> Exercise:
Each entry below should be echoed exactly, with pictures omitted.
==== Data provided
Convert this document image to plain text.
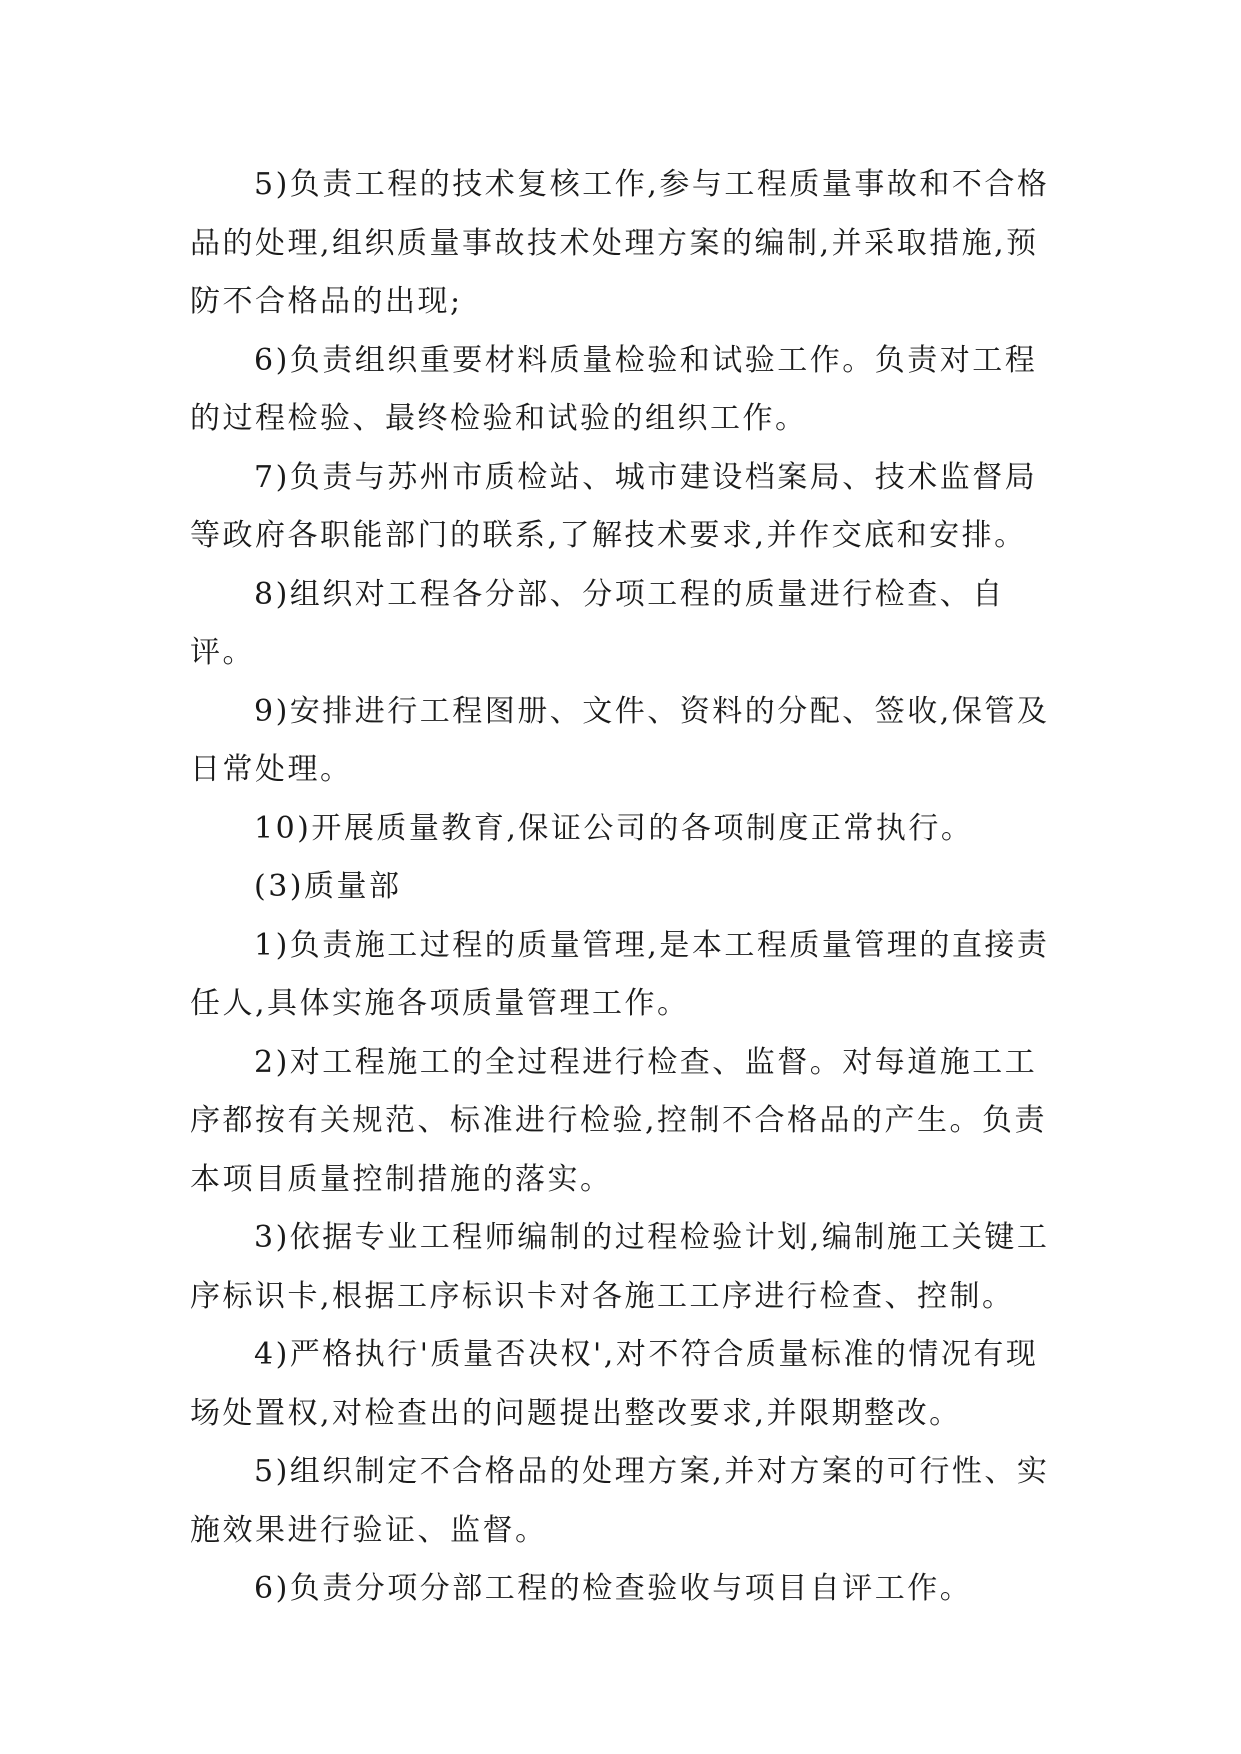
5)负责工程的技术复核工作,参与工程质量事故和不合格品的处理,组织质量事故技术处理方案的编制,并采取措施,预防不合格品的出现;

6)负责组织重要材料质量检验和试验工作。负责对工程的过程检验、最终检验和试验的组织工作。

7)负责与苏州市质检站、城市建设档案局、技术监督局等政府各职能部门的联系,了解技术要求,并作交底和安排。

8)组织对工程各分部、分项工程的质量进行检查、自评。

9)安排进行工程图册、文件、资料的分配、签收,保管及日常处理。

10)开展质量教育,保证公司的各项制度正常执行。

(3)质量部

1)负责施工过程的质量管理,是本工程质量管理的直接责任人,具体实施各项质量管理工作。

2)对工程施工的全过程进行检查、监督。对每道施工工序都按有关规范、标准进行检验,控制不合格品的产生。负责本项目质量控制措施的落实。

3)依据专业工程师编制的过程检验计划,编制施工关键工序标识卡,根据工序标识卡对各施工工序进行检查、控制。

4)严格执行'质量否决权',对不符合质量标准的情况有现场处置权,对检查出的问题提出整改要求,并限期整改。

5)组织制定不合格品的处理方案,并对方案的可行性、实施效果进行验证、监督。

6)负责分项分部工程的检查验收与项目自评工作。
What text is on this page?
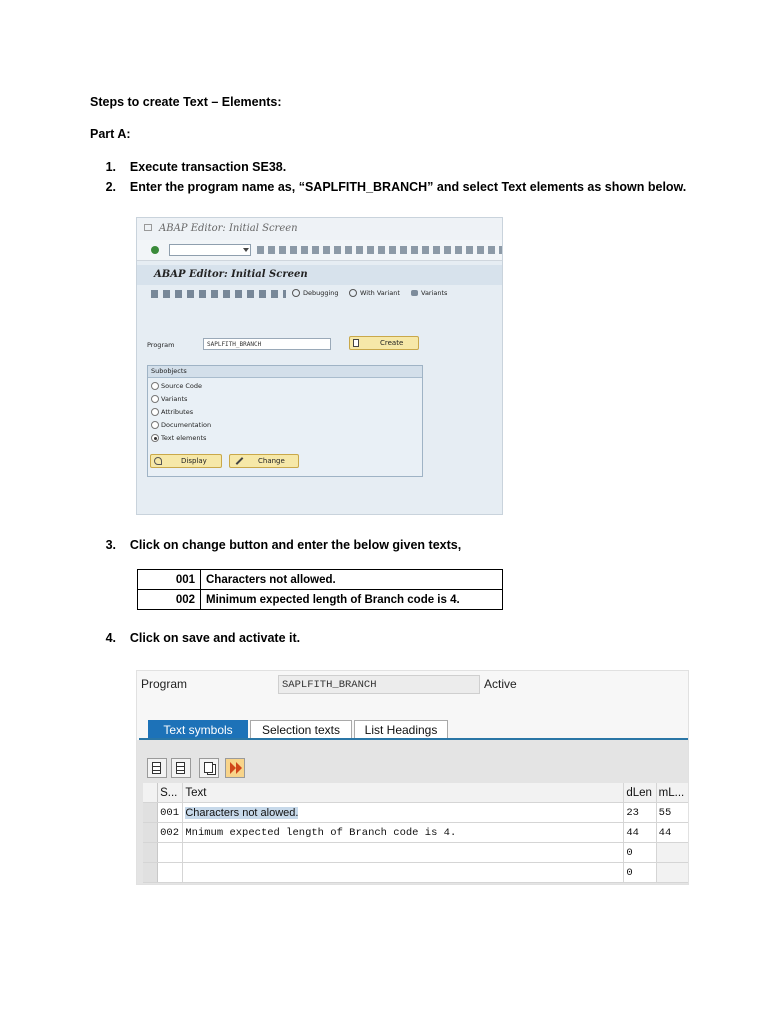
Steps to create Text – Elements:
Part A:
1. Execute transaction SE38.
2. Enter the program name as, “SAPLFITH_BRANCH” and select Text elements as shown below.
ABAP Editor: Initial Screen
ABAP Editor: Initial Screen
Debugging	With Variant	Variants
Program	SAPLFITH_BRANCH	Create
Subobjects
Source Code
Variants
Attributes
Documentation
Text elements
Display	Change
3. Click on change button and enter the below given texts,
001	Characters not allowed.
002	Minimum expected length of Branch code is 4.
4. Click on save and activate it.
Program	SAPLFITH_BRANCH	Active
Text symbols	Selection texts	List Headings
	S...	Text	dLen	mL...
	001	Characters not alowed.	23	55
	002	Mnimum expected length of Branch code is 4.	44	44
			0	
			0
========
> Written response:
Convert this document image to plain text.
5)负责工程的技术复核工作,参与工程质量事故和不合格品的处理,组织质量事故技术处理方案的编制,并采取措施,预防不合格品的出现;

6)负责组织重要材料质量检验和试验工作。负责对工程的过程检验、最终检验和试验的组织工作。

7)负责与苏州市质检站、城市建设档案局、技术监督局等政府各职能部门的联系,了解技术要求,并作交底和安排。

8)组织对工程各分部、分项工程的质量进行检查、自评。

9)安排进行工程图册、文件、资料的分配、签收,保管及日常处理。

10)开展质量教育,保证公司的各项制度正常执行。

(3)质量部

1)负责施工过程的质量管理,是本工程质量管理的直接责任人,具体实施各项质量管理工作。

2)对工程施工的全过程进行检查、监督。对每道施工工序都按有关规范、标准进行检验,控制不合格品的产生。负责本项目质量控制措施的落实。

3)依据专业工程师编制的过程检验计划,编制施工关键工序标识卡,根据工序标识卡对各施工工序进行检查、控制。

4)严格执行'质量否决权',对不符合质量标准的情况有现场处置权,对检查出的问题提出整改要求,并限期整改。

5)组织制定不合格品的处理方案,并对方案的可行性、实施效果进行验证、监督。

6)负责分项分部工程的检查验收与项目自评工作。
What text is on this page?
Steps to create Text – Elements:
Part A:
1. Execute transaction SE38.
2. Enter the program name as, “SAPLFITH_BRANCH” and select Text elements as shown below.
ABAP Editor: Initial Screen
ABAP Editor: Initial Screen
Debugging	With Variant	Variants
Program	SAPLFITH_BRANCH	Create
Subobjects
Source Code
Variants
Attributes
Documentation
Text elements
Display	Change
3. Click on change button and enter the below given texts,
001	Characters not allowed.
002	Minimum expected length of Branch code is 4.
4. Click on save and activate it.
Program	SAPLFITH_BRANCH	Active
Text symbols	Selection texts	List Headings
	S...	Text	dLen	mL...
	001	Characters not alowed.	23	55
	002	Mnimum expected length of Branch code is 4.	44	44
			0	
			0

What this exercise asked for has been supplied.